What you have to do:
Decide whether each statement agrees with the film list below, answering yes or no and quoting the words that decide it: 1. The writer had seen 35 films of 2013 when making the list. 2. Frances Ha is ranked at number 9. 3. The Bling Ring turned out less funny than the writer expected.

You already know my 9 UNOFFICIALY Least Favorite Films of 2013, now it's time to take a look at the most magnificent, most wonderful, most splendid film viewing experiences that I've had with some movies from the last year.
Let me remind you once more; I have only seen 35 films of 2013 (one more than in the previous list since yesterday's 12 Years a Slave) due to various reasons, I do not claim this list to represent the 'best' of the year nor am I going so far as to make it an official list. That list is going to be published some time at the end of the year. Or perhaps even later, who knows? I'd love to wait until I've seen 100 films from the year but that's a very high aim. Perhaps 50 or 70 will suffice.
But back to the UNOFFICIAL list - let's start with the bottom of the top then, shall we?
PLEASE NOTE: WHEN I MADE THIS LIST, SOMEHOW FRANCES HA WASN'T IN MY NOTES OR ON LETTERBOXD, SO I FORGOT TO PUT IT IN! HOWEVER, IT WILL CERTAINLY MAKE MY OFFICIAL LIST.
9. The Bling RingThe Emma Watson obsessed person I am, I have been looking forward to this film over months and it surely didn't disappoint me. Even better, it surprised me by being funnier and more poignant than I would ever have expected it to be. The film's social commentary is similar to that of The Wolf of Wall Street, uncovering the audience's dark, secret phantasies by indulging in them. As always in a Sofia Coppola production, any compilation of random screenshots from the film would work well as a VOGUE photo spread (which is a minus for some persons, but I'm a fan of polished-looking films) and the soundtrack in itself is award-worthy.

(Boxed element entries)
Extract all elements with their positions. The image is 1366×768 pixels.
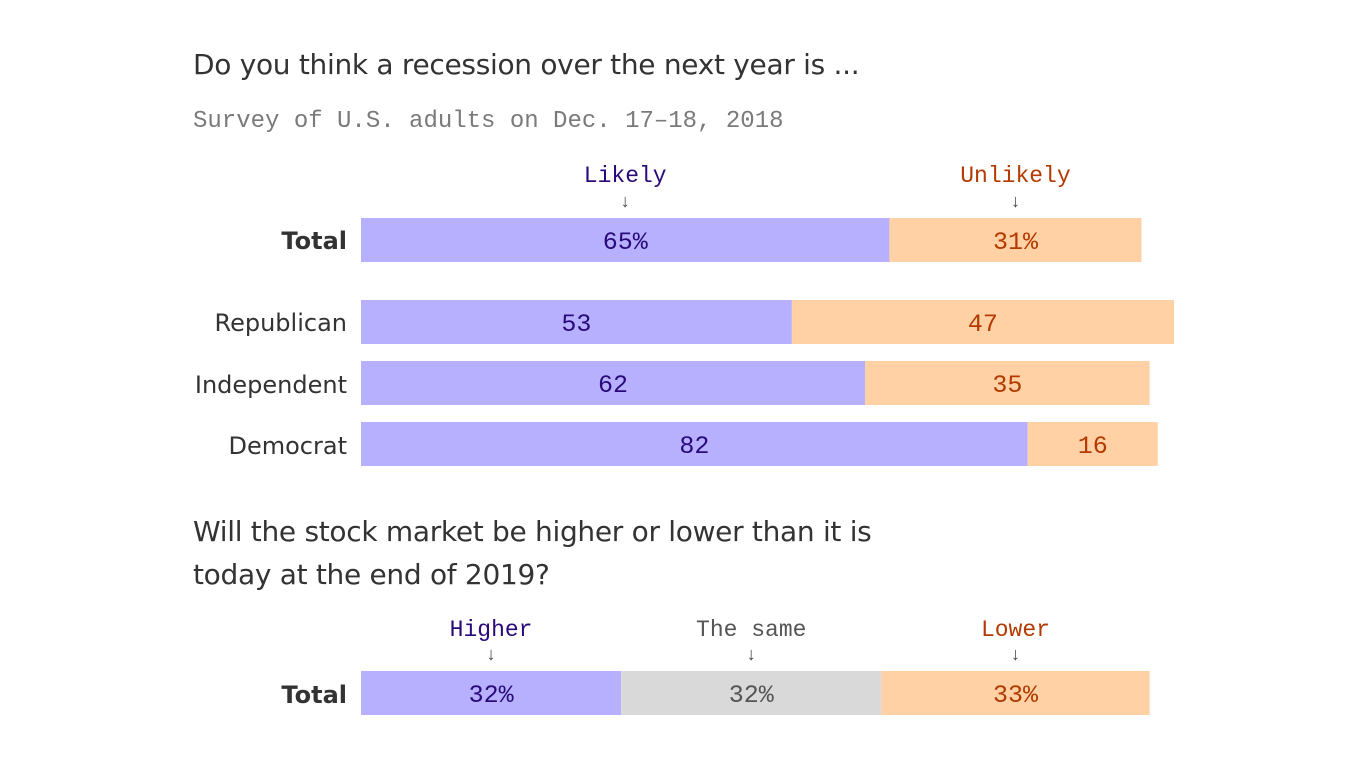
bar-label-likely-total: 65% — [603, 228, 649, 257]
legend-same-arrow-icon: ↓ — [746, 644, 756, 664]
bar-label-unlikely-independent: 35 — [992, 371, 1022, 400]
bar-label-same-total: 32% — [729, 681, 775, 710]
bar-label-lower-total: 33% — [993, 681, 1039, 710]
bar-label-likely-republican: 53 — [561, 310, 591, 339]
row-label-total-stock: Total — [281, 681, 347, 709]
bar-higher-total — [361, 671, 622, 715]
bar-same-total — [621, 671, 882, 715]
legend-unlikely-arrow-icon: ↓ — [1010, 191, 1020, 211]
chart2-title-line2: today at the end of 2019? — [193, 558, 550, 591]
bar-unlikely-independent — [865, 361, 1150, 405]
chart1-subtitle: Survey of U.S. adults on Dec. 17–18, 201… — [193, 108, 784, 135]
bar-label-likely-democrat: 82 — [679, 432, 709, 461]
legend-higher-arrow-icon: ↓ — [486, 644, 496, 664]
bar-unlikely-democrat — [1027, 422, 1158, 466]
bar-likely-total — [361, 218, 890, 262]
legend-likely: Likely — [583, 163, 667, 189]
row-label-total: Total — [281, 227, 347, 255]
bar-label-unlikely-democrat: 16 — [1078, 432, 1108, 461]
bar-likely-republican — [361, 300, 792, 344]
bar-label-unlikely-total: 31% — [993, 228, 1039, 257]
bar-unlikely-republican — [791, 300, 1174, 344]
bar-label-likely-independent: 62 — [598, 371, 628, 400]
legend-lower-arrow-icon: ↓ — [1010, 644, 1020, 664]
bar-label-higher-total: 32% — [469, 681, 515, 710]
legend-same: The same — [696, 617, 807, 643]
chart2-title-line1: Will the stock market be higher or lower… — [193, 515, 872, 548]
chart1-title: Do you think a recession over the next y… — [193, 48, 860, 81]
legend-lower: Lower — [980, 617, 1050, 643]
bar-likely-independent — [361, 361, 866, 405]
bar-likely-democrat — [361, 422, 1028, 466]
bar-unlikely-total — [889, 218, 1142, 262]
row-label-democrat: Democrat — [228, 432, 348, 460]
legend-higher: Higher — [449, 617, 533, 643]
legend-likely-arrow-icon: ↓ — [620, 191, 630, 211]
bar-lower-total — [881, 671, 1150, 715]
row-label-independent: Independent — [194, 371, 347, 399]
bar-label-unlikely-republican: 47 — [968, 310, 998, 339]
legend-unlikely: Unlikely — [960, 163, 1071, 189]
row-label-republican: Republican — [214, 309, 348, 337]
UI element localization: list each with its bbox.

Result:
1. Yes: "I have only seen 35 films of 2013"
2. No: "SO I FORGOT TO PUT IT IN!"
3. No: "it surprised me by being funnier and more poignant than I would ever have expected it to be"